» Task brief: Please copy the lines from the start of the records through the line containing "laptop-foot bbox=[742, 549, 812, 555]", including both ends.

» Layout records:

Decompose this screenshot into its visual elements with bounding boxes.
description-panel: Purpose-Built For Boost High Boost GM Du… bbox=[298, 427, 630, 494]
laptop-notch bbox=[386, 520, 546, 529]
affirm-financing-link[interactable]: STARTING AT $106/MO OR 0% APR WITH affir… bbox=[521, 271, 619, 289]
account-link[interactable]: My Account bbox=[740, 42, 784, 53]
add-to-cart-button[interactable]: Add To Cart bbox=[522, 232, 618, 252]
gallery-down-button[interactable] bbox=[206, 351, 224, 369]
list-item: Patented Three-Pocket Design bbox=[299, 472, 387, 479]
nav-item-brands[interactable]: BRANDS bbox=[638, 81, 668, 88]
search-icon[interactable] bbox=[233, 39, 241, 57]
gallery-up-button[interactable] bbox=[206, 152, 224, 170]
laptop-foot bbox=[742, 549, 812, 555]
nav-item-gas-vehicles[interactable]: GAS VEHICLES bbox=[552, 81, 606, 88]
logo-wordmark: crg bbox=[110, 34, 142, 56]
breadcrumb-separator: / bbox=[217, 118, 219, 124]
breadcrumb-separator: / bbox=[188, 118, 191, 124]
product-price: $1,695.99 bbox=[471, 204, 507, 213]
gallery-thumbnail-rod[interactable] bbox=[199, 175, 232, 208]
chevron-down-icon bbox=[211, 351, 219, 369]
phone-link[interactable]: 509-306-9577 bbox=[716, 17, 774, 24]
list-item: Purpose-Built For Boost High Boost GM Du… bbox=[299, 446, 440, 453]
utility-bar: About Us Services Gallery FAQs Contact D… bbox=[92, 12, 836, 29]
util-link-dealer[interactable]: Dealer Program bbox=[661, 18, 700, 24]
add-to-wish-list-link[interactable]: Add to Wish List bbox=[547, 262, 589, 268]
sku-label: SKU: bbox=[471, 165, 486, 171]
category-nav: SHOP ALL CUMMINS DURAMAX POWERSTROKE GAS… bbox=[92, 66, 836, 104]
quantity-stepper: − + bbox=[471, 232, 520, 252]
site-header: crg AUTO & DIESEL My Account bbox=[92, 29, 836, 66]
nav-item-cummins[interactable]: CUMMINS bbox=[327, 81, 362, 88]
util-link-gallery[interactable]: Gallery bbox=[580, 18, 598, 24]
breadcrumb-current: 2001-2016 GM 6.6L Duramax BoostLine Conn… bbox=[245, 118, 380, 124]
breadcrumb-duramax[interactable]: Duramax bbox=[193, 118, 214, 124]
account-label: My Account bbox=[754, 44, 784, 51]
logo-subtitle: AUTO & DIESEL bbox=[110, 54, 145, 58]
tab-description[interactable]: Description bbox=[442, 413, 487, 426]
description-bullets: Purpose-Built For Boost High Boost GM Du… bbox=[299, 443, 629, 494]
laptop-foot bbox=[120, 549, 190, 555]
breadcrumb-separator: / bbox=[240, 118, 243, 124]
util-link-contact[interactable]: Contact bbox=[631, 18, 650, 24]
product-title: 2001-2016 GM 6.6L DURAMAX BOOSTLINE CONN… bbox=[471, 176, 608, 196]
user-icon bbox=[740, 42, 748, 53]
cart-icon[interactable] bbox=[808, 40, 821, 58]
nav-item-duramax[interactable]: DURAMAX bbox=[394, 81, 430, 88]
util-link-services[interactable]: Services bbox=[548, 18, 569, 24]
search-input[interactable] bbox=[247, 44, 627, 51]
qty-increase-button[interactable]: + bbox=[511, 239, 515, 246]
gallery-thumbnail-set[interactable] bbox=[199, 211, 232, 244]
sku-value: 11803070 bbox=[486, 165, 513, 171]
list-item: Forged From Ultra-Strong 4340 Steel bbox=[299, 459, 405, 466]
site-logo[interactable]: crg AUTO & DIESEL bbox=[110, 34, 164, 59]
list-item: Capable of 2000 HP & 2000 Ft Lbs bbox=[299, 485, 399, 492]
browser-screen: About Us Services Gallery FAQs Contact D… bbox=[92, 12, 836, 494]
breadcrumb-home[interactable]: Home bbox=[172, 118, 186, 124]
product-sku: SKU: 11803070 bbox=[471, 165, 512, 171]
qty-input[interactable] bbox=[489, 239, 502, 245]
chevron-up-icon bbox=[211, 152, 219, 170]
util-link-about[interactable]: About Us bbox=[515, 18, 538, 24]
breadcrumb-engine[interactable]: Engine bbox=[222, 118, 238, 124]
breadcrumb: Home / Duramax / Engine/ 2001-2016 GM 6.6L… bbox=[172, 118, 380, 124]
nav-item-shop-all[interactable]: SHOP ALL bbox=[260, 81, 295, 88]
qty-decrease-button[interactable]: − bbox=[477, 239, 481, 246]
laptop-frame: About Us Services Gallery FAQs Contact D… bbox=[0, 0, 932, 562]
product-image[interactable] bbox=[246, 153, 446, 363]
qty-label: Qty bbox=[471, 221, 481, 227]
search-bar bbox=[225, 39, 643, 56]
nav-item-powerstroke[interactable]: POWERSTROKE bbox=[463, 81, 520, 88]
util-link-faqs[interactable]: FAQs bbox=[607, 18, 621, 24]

» Task answer:
Decompose this screenshot into its visual elements with bounding boxes.
description-panel: Purpose-Built For Boost High Boost GM Du… bbox=[298, 427, 630, 494]
laptop-notch bbox=[386, 520, 546, 529]
affirm-financing-link[interactable]: STARTING AT $106/MO OR 0% APR WITH affir… bbox=[521, 271, 619, 289]
account-link[interactable]: My Account bbox=[740, 42, 784, 53]
add-to-cart-button[interactable]: Add To Cart bbox=[522, 232, 618, 252]
gallery-down-button[interactable] bbox=[206, 351, 224, 369]
list-item: Patented Three-Pocket Design bbox=[299, 472, 387, 479]
nav-item-brands[interactable]: BRANDS bbox=[638, 81, 668, 88]
search-icon[interactable] bbox=[233, 39, 241, 57]
gallery-up-button[interactable] bbox=[206, 152, 224, 170]
laptop-foot bbox=[742, 549, 812, 555]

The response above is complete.